■ **Your goal**: Would you write out the listing verbatim and skip every picture in it?

■ **Data in this exercise**:
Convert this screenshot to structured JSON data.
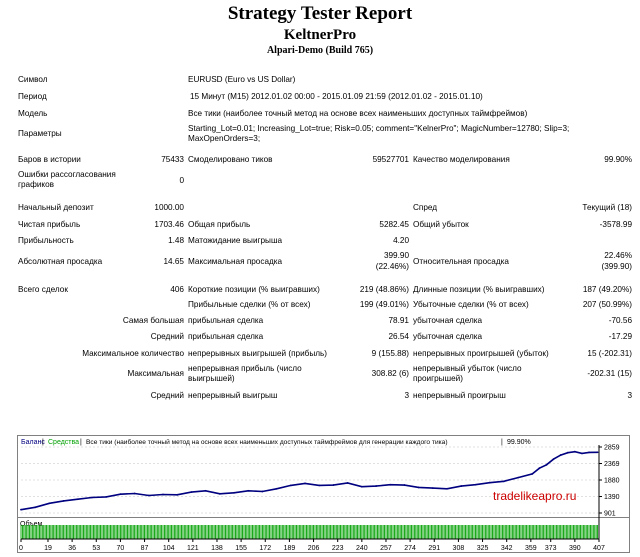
{
  "header": {
    "title": "Strategy Tester Report",
    "expert": "KeltnerPro",
    "server": "Alpari-Demo (Build 765)"
  },
  "info": {
    "symbol_label": "Символ",
    "symbol_value": "EURUSD (Euro vs US Dollar)",
    "period_label": "Период",
    "period_value": "15 Минут (M15) 2012.01.02 00:00 - 2015.01.09 21:59 (2012.01.02 - 2015.01.10)",
    "model_label": "Модель",
    "model_value": "Все тики (наиболее точный метод на основе всех наименьших доступных таймфреймов)",
    "params_label": "Параметры",
    "params_value": "Starting_Lot=0.01; Increasing_Lot=true; Risk=0.05; comment=\"KelnerPro\"; MagicNumber=12780; Slip=3; MaxOpenOrders=3;"
  },
  "stats": {
    "bars_label": "Баров в истории",
    "bars_value": "75433",
    "ticks_label": "Смоделировано тиков",
    "ticks_value": "59527701",
    "quality_label": "Качество моделирования",
    "quality_value": "99.90%",
    "errors_label": "Ошибки рассогласования графиков",
    "errors_value": "0",
    "deposit_label": "Начальный депозит",
    "deposit_value": "1000.00",
    "spread_label": "Спред",
    "spread_value": "Текущий (18)",
    "netprofit_label": "Чистая прибыль",
    "netprofit_value": "1703.46",
    "grossprofit_label": "Общая прибыль",
    "grossprofit_value": "5282.45",
    "grossloss_label": "Общий убыток",
    "grossloss_value": "-3578.99",
    "pf_label": "Прибыльность",
    "pf_value": "1.48",
    "expect_label": "Матожидание выигрыша",
    "expect_value": "4.20",
    "absdd_label": "Абсолютная просадка",
    "absdd_value": "14.65",
    "maxdd_label": "Максимальная просадка",
    "maxdd_value1": "399.90",
    "maxdd_value2": "(22.46%)",
    "reldd_label": "Относительная просадка",
    "reldd_value1": "22.46%",
    "reldd_value2": "(399.90)",
    "trades_label": "Всего сделок",
    "trades_value": "406",
    "short_label": "Короткие позиции (% выигравших)",
    "short_value": "219 (48.86%)",
    "long_label": "Длинные позиции (% выигравших)",
    "long_value": "187 (49.20%)",
    "profittrades_label": "Прибыльные сделки (% от всех)",
    "profittrades_value": "199 (49.01%)",
    "losstrades_label": "Убыточные сделки (% от всех)",
    "losstrades_value": "207 (50.99%)",
    "largest_label": "Самая большая",
    "largest_profit_label": "прибыльная сделка",
    "largest_profit_value": "78.91",
    "largest_loss_label": "убыточная сделка",
    "largest_loss_value": "-70.56",
    "avg_label": "Средний",
    "avg_profit_label": "прибыльная сделка",
    "avg_profit_value": "26.54",
    "avg_loss_label": "убыточная сделка",
    "avg_loss_value": "-17.29",
    "maxcount_label": "Максимальное количество",
    "maxcount_wins_label": "непрерывных выигрышей (прибыль)",
    "maxcount_wins_value": "9 (155.88)",
    "maxcount_losses_label": "непрерывных проигрышей (убыток)",
    "maxcount_losses_value": "15 (-202.31)",
    "maximal_label": "Максимальная",
    "maximal_profit_label": "непрерывная прибыль (число выигрышей)",
    "maximal_profit_value": "308.82 (6)",
    "maximal_loss_label": "непрерывный убыток (число проигрышей)",
    "maximal_loss_value": "-202.31 (15)",
    "avgcons_label": "Средний",
    "avgcons_wins_label": "непрерывный выигрыш",
    "avgcons_wins_value": "3",
    "avgcons_losses_label": "непрерывный проигрыш",
    "avgcons_losses_value": "3"
  },
  "chart_data": {
    "type": "line",
    "legend": {
      "balance": "Баланс",
      "equity": "Средства",
      "description": "Все тики (наиболее точный метод на основе всех наименьших доступных таймфреймов для генерации каждого тика)",
      "quality": "99.90%"
    },
    "series_colors": {
      "balance": "#000080",
      "equity": "#00a000"
    },
    "volume_label": "Объем",
    "watermark": "tradelikeapro.ru",
    "y_ticks": [
      2859,
      2369,
      1880,
      1390,
      901
    ],
    "ylim": [
      901,
      2859
    ],
    "x_ticks": [
      0,
      19,
      36,
      53,
      70,
      87,
      104,
      121,
      138,
      155,
      172,
      189,
      206,
      223,
      240,
      257,
      274,
      291,
      308,
      325,
      342,
      359,
      373,
      390,
      407
    ],
    "xlim": [
      0,
      407
    ],
    "x": [
      0,
      10,
      20,
      30,
      40,
      50,
      60,
      70,
      80,
      90,
      100,
      110,
      120,
      130,
      140,
      150,
      160,
      170,
      180,
      190,
      200,
      210,
      220,
      230,
      240,
      250,
      260,
      270,
      280,
      290,
      300,
      310,
      320,
      330,
      340,
      350,
      360,
      365,
      370,
      375,
      380,
      385,
      390,
      395,
      400,
      406
    ],
    "balance": [
      1000,
      1070,
      1190,
      1260,
      1310,
      1360,
      1380,
      1460,
      1480,
      1420,
      1450,
      1440,
      1520,
      1560,
      1470,
      1500,
      1560,
      1540,
      1620,
      1720,
      1780,
      1720,
      1730,
      1790,
      1680,
      1700,
      1740,
      1730,
      1660,
      1640,
      1620,
      1700,
      1740,
      1800,
      1840,
      1950,
      2060,
      2230,
      2330,
      2500,
      2620,
      2690,
      2720,
      2670,
      2700,
      2703
    ]
  }
}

■ **Output**:
Convert this screenshot to structured JSON data.
{
  "header": {
    "title": "Strategy Tester Report",
    "expert": "KeltnerPro",
    "server": "Alpari-Demo (Build 765)"
  },
  "info": {
    "symbol_label": "Символ",
    "symbol_value": "EURUSD (Euro vs US Dollar)",
    "period_label": "Период",
    "period_value": "15 Минут (M15) 2012.01.02 00:00 - 2015.01.09 21:59 (2012.01.02 - 2015.01.10)",
    "model_label": "Модель",
    "model_value": "Все тики (наиболее точный метод на основе всех наименьших доступных таймфреймов)",
    "params_label": "Параметры",
    "params_value": "Starting_Lot=0.01; Increasing_Lot=true; Risk=0.05; comment=\"KelnerPro\"; MagicNumber=12780; Slip=3; MaxOpenOrders=3;"
  },
  "stats": {
    "bars_label": "Баров в истории",
    "bars_value": "75433",
    "ticks_label": "Смоделировано тиков",
    "ticks_value": "59527701",
    "quality_label": "Качество моделирования",
    "quality_value": "99.90%",
    "errors_label": "Ошибки рассогласования графиков",
    "errors_value": "0",
    "deposit_label": "Начальный депозит",
    "deposit_value": "1000.00",
    "spread_label": "Спред",
    "spread_value": "Текущий (18)",
    "netprofit_label": "Чистая прибыль",
    "netprofit_value": "1703.46",
    "grossprofit_label": "Общая прибыль",
    "grossprofit_value": "5282.45",
    "grossloss_label": "Общий убыток",
    "grossloss_value": "-3578.99",
    "pf_label": "Прибыльность",
    "pf_value": "1.48",
    "expect_label": "Матожидание выигрыша",
    "expect_value": "4.20",
    "absdd_label": "Абсолютная просадка",
    "absdd_value": "14.65",
    "maxdd_label": "Максимальная просадка",
    "maxdd_value1": "399.90",
    "maxdd_value2": "(22.46%)",
    "reldd_label": "Относительная просадка",
    "reldd_value1": "22.46%",
    "reldd_value2": "(399.90)",
    "trades_label": "Всего сделок",
    "trades_value": "406",
    "short_label": "Короткие позиции (% выигравших)",
    "short_value": "219 (48.86%)",
    "long_label": "Длинные позиции (% выигравших)",
    "long_value": "187 (49.20%)",
    "profittrades_label": "Прибыльные сделки (% от всех)",
    "profittrades_value": "199 (49.01%)",
    "losstrades_label": "Убыточные сделки (% от всех)",
    "losstrades_value": "207 (50.99%)",
    "largest_label": "Самая большая",
    "largest_profit_label": "прибыльная сделка",
    "largest_profit_value": "78.91",
    "largest_loss_label": "убыточная сделка",
    "largest_loss_value": "-70.56",
    "avg_label": "Средний",
    "avg_profit_label": "прибыльная сделка",
    "avg_profit_value": "26.54",
    "avg_loss_label": "убыточная сделка",
    "avg_loss_value": "-17.29",
    "maxcount_label": "Максимальное количество",
    "maxcount_wins_label": "непрерывных выигрышей (прибыль)",
    "maxcount_wins_value": "9 (155.88)",
    "maxcount_losses_label": "непрерывных проигрышей (убыток)",
    "maxcount_losses_value": "15 (-202.31)",
    "maximal_label": "Максимальная",
    "maximal_profit_label": "непрерывная прибыль (число выигрышей)",
    "maximal_profit_value": "308.82 (6)",
    "maximal_loss_label": "непрерывный убыток (число проигрышей)",
    "maximal_loss_value": "-202.31 (15)",
    "avgcons_label": "Средний",
    "avgcons_wins_label": "непрерывный выигрыш",
    "avgcons_wins_value": "3",
    "avgcons_losses_label": "непрерывный проигрыш",
    "avgcons_losses_value": "3"
  },
  "chart_data": {
    "type": "line",
    "legend": {
      "balance": "Баланс",
      "equity": "Средства",
      "description": "Все тики (наиболее точный метод на основе всех наименьших доступных таймфреймов для генерации каждого тика)",
      "quality": "99.90%"
    },
    "series_colors": {
      "balance": "#000080",
      "equity": "#00a000"
    },
    "volume_label": "Объем",
    "watermark": "tradelikeapro.ru",
    "y_ticks": [
      2859,
      2369,
      1880,
      1390,
      901
    ],
    "ylim": [
      901,
      2859
    ],
    "x_ticks": [
      0,
      19,
      36,
      53,
      70,
      87,
      104,
      121,
      138,
      155,
      172,
      189,
      206,
      223,
      240,
      257,
      274,
      291,
      308,
      325,
      342,
      359,
      373,
      390,
      407
    ],
    "xlim": [
      0,
      407
    ],
    "x": [
      0,
      10,
      20,
      30,
      40,
      50,
      60,
      70,
      80,
      90,
      100,
      110,
      120,
      130,
      140,
      150,
      160,
      170,
      180,
      190,
      200,
      210,
      220,
      230,
      240,
      250,
      260,
      270,
      280,
      290,
      300,
      310,
      320,
      330,
      340,
      350,
      360,
      365,
      370,
      375,
      380,
      385,
      390,
      395,
      400,
      406
    ],
    "balance": [
      1000,
      1070,
      1190,
      1260,
      1310,
      1360,
      1380,
      1460,
      1480,
      1420,
      1450,
      1440,
      1520,
      1560,
      1470,
      1500,
      1560,
      1540,
      1620,
      1720,
      1780,
      1720,
      1730,
      1790,
      1680,
      1700,
      1740,
      1730,
      1660,
      1640,
      1620,
      1700,
      1740,
      1800,
      1840,
      1950,
      2060,
      2230,
      2330,
      2500,
      2620,
      2690,
      2720,
      2670,
      2700,
      2703
    ]
  }
}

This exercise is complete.